* INFORMATION SHOWN:
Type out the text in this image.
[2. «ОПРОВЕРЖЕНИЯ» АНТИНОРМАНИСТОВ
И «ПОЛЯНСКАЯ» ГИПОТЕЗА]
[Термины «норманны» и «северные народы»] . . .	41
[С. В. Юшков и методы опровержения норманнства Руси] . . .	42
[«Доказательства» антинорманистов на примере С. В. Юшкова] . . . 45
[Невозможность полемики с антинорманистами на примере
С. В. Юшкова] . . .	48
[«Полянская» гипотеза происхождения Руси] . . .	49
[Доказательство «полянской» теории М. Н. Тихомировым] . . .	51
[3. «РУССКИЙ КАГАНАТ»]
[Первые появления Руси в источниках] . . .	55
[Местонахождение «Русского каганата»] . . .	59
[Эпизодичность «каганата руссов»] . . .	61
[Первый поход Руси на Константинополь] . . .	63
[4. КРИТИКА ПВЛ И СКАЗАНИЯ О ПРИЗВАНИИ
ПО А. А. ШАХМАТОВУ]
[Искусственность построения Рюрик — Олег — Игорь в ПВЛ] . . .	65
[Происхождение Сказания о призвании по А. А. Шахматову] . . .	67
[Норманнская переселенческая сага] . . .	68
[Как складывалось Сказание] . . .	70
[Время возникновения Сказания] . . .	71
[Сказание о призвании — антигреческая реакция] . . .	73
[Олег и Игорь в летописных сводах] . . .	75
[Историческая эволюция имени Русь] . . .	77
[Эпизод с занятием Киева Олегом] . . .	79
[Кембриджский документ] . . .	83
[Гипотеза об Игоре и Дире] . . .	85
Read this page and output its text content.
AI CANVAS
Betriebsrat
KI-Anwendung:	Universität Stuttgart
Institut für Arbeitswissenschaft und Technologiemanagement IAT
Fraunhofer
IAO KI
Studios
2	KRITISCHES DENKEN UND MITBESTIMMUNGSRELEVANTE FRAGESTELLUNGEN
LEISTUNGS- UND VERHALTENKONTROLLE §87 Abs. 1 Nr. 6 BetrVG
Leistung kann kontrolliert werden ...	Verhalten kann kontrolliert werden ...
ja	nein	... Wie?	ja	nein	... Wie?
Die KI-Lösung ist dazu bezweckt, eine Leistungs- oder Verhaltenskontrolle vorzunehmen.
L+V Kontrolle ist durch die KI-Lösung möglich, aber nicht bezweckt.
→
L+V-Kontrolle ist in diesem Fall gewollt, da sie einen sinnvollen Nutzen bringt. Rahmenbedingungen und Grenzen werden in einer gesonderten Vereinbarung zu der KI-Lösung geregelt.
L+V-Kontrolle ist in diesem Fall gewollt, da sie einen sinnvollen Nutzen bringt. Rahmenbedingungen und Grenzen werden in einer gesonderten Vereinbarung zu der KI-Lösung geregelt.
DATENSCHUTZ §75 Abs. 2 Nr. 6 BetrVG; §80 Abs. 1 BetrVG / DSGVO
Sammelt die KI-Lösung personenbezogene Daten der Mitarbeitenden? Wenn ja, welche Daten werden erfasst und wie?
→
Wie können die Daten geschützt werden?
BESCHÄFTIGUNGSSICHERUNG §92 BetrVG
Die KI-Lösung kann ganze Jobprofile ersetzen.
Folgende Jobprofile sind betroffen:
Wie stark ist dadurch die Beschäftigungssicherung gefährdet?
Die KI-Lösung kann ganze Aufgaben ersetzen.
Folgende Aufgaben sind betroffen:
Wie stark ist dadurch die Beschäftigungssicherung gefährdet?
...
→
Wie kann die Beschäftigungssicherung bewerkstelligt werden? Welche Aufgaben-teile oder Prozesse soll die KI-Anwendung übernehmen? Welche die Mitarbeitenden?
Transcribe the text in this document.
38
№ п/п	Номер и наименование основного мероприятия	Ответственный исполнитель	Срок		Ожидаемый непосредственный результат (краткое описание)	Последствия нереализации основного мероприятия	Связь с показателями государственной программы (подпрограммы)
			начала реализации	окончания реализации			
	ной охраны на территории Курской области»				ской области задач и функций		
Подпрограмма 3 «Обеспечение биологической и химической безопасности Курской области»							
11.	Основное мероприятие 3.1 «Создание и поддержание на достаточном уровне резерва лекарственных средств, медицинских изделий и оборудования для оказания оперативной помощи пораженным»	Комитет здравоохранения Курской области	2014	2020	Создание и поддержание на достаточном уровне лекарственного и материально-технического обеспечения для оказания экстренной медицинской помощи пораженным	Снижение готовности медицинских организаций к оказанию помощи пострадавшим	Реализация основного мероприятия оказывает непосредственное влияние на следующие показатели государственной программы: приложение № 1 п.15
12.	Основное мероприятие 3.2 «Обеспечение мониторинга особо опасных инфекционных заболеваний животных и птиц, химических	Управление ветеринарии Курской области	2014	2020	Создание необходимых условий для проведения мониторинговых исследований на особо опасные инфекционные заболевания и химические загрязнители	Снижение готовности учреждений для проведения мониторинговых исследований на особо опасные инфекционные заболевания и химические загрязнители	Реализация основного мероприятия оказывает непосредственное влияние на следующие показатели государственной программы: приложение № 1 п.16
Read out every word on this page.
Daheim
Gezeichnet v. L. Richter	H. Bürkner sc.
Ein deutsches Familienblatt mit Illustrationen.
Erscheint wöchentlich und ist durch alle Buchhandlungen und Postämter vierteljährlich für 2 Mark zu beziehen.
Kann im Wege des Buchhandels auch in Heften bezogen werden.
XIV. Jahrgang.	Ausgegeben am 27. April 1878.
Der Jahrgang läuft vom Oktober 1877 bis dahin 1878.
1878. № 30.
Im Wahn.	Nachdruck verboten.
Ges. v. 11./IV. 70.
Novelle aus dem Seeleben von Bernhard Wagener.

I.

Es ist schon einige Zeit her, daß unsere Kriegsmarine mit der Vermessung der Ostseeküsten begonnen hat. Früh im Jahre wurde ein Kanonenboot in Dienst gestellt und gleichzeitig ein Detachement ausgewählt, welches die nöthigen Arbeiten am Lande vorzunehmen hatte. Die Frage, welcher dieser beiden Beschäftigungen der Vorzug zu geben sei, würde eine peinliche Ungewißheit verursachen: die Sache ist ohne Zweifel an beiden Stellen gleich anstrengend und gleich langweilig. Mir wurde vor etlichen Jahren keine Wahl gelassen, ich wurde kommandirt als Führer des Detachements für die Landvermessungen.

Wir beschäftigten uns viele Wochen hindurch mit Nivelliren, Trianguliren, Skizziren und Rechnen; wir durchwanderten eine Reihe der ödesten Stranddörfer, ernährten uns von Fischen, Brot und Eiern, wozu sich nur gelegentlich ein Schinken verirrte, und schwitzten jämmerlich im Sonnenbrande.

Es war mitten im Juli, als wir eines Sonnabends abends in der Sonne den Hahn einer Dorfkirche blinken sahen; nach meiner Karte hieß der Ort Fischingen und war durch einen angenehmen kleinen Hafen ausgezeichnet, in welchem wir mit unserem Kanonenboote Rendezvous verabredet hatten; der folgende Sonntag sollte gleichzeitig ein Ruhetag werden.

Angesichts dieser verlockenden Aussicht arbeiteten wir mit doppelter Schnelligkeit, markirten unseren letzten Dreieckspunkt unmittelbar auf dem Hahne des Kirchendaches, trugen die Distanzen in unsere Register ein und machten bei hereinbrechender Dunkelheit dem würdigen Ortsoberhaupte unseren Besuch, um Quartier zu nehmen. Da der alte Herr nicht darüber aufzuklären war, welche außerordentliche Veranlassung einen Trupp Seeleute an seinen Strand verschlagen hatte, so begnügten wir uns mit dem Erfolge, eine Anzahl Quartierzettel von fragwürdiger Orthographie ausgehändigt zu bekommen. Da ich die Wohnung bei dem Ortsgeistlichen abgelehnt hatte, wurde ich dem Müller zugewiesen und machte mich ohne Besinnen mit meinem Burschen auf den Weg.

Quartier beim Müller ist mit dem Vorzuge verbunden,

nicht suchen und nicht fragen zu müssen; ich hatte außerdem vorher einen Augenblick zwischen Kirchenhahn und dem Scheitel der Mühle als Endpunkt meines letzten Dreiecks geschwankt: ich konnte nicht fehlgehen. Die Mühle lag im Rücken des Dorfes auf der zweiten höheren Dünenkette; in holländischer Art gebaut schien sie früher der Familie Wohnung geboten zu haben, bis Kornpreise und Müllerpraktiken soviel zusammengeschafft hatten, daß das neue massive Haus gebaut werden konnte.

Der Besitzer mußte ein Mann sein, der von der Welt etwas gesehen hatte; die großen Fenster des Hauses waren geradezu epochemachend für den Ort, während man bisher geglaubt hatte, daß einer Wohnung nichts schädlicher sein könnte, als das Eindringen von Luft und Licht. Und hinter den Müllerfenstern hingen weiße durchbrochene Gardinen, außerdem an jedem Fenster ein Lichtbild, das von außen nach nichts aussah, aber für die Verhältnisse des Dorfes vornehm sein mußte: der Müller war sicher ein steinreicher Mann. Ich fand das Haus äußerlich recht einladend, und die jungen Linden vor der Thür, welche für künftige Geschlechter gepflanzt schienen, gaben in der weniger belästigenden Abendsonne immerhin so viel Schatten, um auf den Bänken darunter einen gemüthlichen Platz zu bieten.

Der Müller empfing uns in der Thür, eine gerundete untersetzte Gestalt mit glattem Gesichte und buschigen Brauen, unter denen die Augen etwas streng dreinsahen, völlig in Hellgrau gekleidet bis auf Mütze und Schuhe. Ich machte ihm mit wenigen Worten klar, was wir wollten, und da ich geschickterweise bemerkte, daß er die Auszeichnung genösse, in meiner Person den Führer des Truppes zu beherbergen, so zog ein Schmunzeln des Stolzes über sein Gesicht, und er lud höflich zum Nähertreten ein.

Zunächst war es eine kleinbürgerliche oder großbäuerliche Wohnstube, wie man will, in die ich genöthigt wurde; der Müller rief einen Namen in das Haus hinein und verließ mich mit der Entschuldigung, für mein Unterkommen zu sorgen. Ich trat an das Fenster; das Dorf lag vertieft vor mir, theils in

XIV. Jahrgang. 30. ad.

* DIRECTIONS: Return every line from the records above that holds the word "werden".

* RESULT OF THE EXERCISE:
Leistung kann kontrolliert werden ...	Verhalten kann kontrolliert werden ...
L+V-Kontrolle ist in diesem Fall gewollt, da sie einen sinnvollen Nutzen bringt. Rahmenbedingungen und Grenzen werden in einer gesonderten Vereinbarung zu der KI-Lösung geregelt.
L+V-Kontrolle ist in diesem Fall gewollt, da sie einen sinnvollen Nutzen bringt. Rahmenbedingungen und Grenzen werden in einer gesonderten Vereinbarung zu der KI-Lösung geregelt.
Sammelt die KI-Lösung personenbezogene Daten der Mitarbeitenden? Wenn ja, welche Daten werden erfasst und wie?
Wie können die Daten geschützt werden?
Wie kann die Beschäftigungssicherung bewerkstelligt werden? Welche Aufgaben-teile oder Prozesse soll die KI-Anwendung übernehmen? Welche die Mitarbeitenden?
Kann im Wege des Buchhandels auch in Heften bezogen werden.
Es war mitten im Juli, als wir eines Sonnabends abends in der Sonne den Hahn einer Dorfkirche blinken sahen; nach meiner Karte hieß der Ort Fischingen und war durch einen angenehmen kleinen Hafen ausgezeichnet, in welchem wir mit unserem Kanonenboote Rendezvous verabredet hatten; der folgende Sonntag sollte gleichzeitig ein Ruhetag werden.
nicht suchen und nicht fragen zu müssen; ich hatte außerdem vorher einen Augenblick zwischen Kirchenhahn und dem Scheitel der Mühle als Endpunkt meines letzten Dreiecks geschwankt: ich konnte nicht fehlgehen. Die Mühle lag im Rücken des Dorfes auf der zweiten höheren Dünenkette; in holländischer Art gebaut schien sie früher der Familie Wohnung geboten zu haben, bis Kornpreise und Müllerpraktiken soviel zusammengeschafft hatten, daß das neue massive Haus gebaut werden konnte.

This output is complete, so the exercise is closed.